[Stored entries]
* BEGIN *

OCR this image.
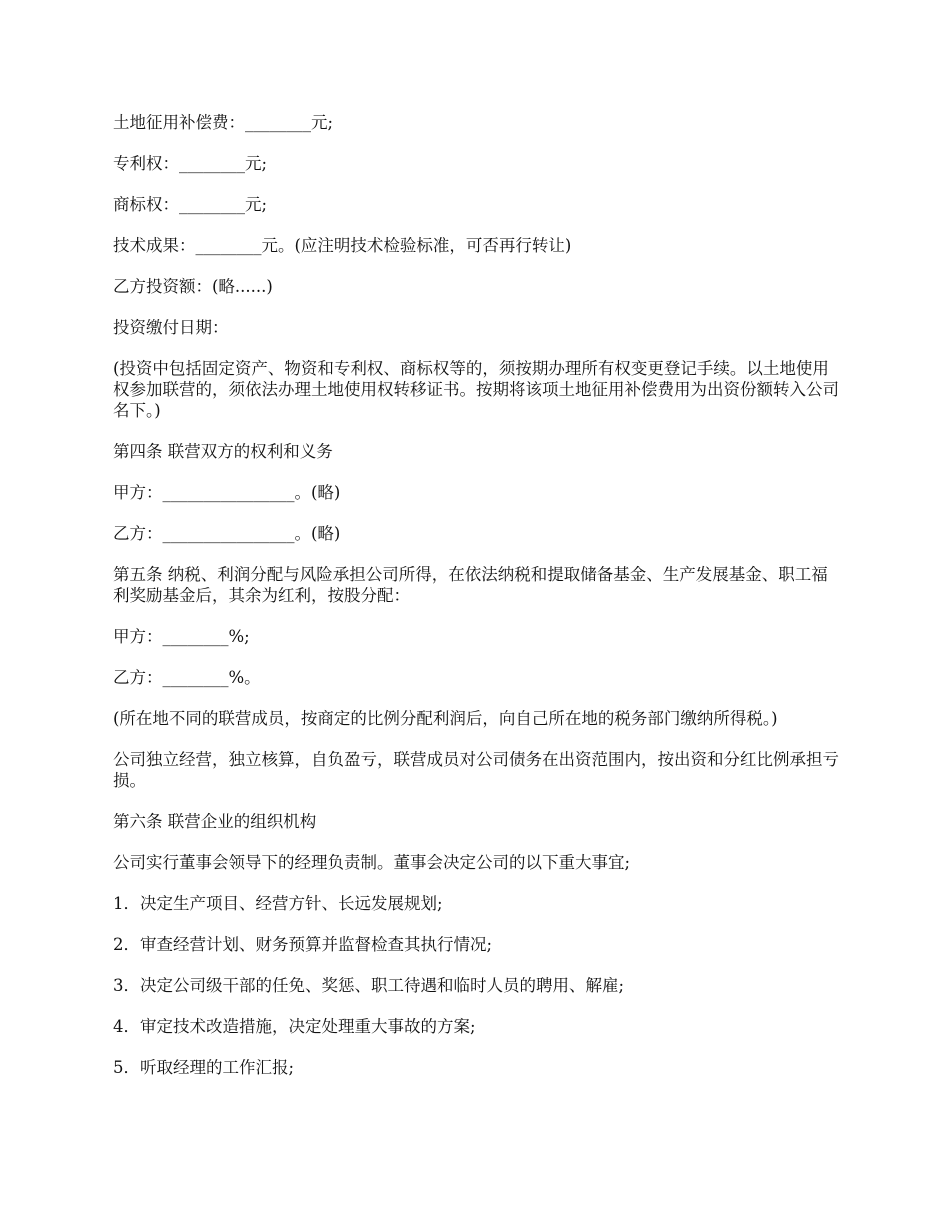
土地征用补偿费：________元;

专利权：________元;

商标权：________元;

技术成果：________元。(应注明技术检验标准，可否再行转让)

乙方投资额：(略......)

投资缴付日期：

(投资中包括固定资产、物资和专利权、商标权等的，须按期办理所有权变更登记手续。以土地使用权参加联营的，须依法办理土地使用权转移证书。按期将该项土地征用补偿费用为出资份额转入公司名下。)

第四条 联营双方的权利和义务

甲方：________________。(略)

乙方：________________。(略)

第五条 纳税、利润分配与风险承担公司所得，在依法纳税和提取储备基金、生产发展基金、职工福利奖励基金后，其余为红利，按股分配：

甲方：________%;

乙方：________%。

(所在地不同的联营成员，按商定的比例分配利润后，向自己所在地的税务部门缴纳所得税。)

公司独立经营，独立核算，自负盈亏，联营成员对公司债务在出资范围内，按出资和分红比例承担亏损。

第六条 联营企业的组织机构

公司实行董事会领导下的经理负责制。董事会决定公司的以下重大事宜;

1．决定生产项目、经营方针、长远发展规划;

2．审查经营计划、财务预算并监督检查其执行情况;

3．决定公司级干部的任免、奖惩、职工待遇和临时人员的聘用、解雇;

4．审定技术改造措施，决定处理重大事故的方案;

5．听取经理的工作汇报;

* END *

Copy the material exactly. Do not include the pictures.

OCR this image.
土地征用补偿费：________元;

专利权：________元;

商标权：________元;

技术成果：________元。(应注明技术检验标准，可否再行转让)

乙方投资额：(略......)

投资缴付日期：

(投资中包括固定资产、物资和专利权、商标权等的，须按期办理所有权变更登记手续。以土地使用权参加联营的，须依法办理土地使用权转移证书。按期将该项土地征用补偿费用为出资份额转入公司名下。)

第四条 联营双方的权利和义务

甲方：________________。(略)

乙方：________________。(略)

第五条 纳税、利润分配与风险承担公司所得，在依法纳税和提取储备基金、生产发展基金、职工福利奖励基金后，其余为红利，按股分配：

甲方：________%;

乙方：________%。

(所在地不同的联营成员，按商定的比例分配利润后，向自己所在地的税务部门缴纳所得税。)

公司独立经营，独立核算，自负盈亏，联营成员对公司债务在出资范围内，按出资和分红比例承担亏损。

第六条 联营企业的组织机构

公司实行董事会领导下的经理负责制。董事会决定公司的以下重大事宜;

1．决定生产项目、经营方针、长远发展规划;

2．审查经营计划、财务预算并监督检查其执行情况;

3．决定公司级干部的任免、奖惩、职工待遇和临时人员的聘用、解雇;

4．审定技术改造措施，决定处理重大事故的方案;

5．听取经理的工作汇报;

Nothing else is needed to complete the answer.